• Set problem
Check every line below for the word "this" and show those that hold it.

Stored data entries:
○ ○ ○ ○ ○
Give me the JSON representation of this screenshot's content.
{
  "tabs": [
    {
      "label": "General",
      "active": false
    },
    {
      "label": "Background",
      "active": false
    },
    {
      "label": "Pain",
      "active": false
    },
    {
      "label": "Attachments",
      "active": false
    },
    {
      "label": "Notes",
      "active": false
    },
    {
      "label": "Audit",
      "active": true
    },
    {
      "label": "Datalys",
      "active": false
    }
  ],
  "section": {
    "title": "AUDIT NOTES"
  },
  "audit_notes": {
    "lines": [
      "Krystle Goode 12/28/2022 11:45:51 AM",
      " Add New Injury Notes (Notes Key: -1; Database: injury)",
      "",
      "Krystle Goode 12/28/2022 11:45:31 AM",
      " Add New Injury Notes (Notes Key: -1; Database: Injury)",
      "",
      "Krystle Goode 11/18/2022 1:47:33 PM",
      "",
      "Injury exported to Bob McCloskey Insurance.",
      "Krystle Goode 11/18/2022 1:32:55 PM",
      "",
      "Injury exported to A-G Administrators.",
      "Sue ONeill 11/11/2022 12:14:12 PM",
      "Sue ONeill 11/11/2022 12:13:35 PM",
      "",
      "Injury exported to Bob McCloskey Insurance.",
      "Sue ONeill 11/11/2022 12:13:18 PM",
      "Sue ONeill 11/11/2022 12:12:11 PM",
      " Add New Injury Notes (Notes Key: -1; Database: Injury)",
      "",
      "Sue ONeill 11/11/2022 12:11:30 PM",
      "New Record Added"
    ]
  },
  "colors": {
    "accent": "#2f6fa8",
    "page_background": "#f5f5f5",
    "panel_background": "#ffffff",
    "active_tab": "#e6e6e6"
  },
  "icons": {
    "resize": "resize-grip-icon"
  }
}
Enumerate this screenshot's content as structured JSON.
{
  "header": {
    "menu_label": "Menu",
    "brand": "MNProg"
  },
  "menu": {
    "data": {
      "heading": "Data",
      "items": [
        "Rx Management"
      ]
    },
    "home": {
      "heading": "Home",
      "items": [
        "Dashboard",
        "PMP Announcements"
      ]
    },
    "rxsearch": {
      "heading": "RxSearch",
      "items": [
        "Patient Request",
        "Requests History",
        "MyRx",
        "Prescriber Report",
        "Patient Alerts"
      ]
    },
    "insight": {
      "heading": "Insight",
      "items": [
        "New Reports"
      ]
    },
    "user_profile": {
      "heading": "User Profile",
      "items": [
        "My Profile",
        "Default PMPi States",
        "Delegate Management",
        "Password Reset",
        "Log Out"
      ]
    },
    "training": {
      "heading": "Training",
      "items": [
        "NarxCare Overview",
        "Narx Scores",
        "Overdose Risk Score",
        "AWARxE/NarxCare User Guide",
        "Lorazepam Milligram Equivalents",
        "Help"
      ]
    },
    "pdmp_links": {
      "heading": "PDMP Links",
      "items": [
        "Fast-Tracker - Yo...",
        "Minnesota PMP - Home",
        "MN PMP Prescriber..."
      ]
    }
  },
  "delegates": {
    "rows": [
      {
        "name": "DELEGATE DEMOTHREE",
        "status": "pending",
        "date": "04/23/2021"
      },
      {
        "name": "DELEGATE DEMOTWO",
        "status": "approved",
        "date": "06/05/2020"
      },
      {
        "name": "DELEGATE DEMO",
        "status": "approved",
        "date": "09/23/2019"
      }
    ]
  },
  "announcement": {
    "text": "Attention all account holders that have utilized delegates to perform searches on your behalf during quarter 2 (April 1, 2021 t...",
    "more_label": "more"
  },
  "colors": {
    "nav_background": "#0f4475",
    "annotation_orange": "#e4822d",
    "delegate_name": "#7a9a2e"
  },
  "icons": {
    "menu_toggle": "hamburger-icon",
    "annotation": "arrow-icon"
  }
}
○ ○ ○ ○ ○
• Solution
Give me the JSON representation of this screenshot's content.
Enumerate this screenshot's content as structured JSON.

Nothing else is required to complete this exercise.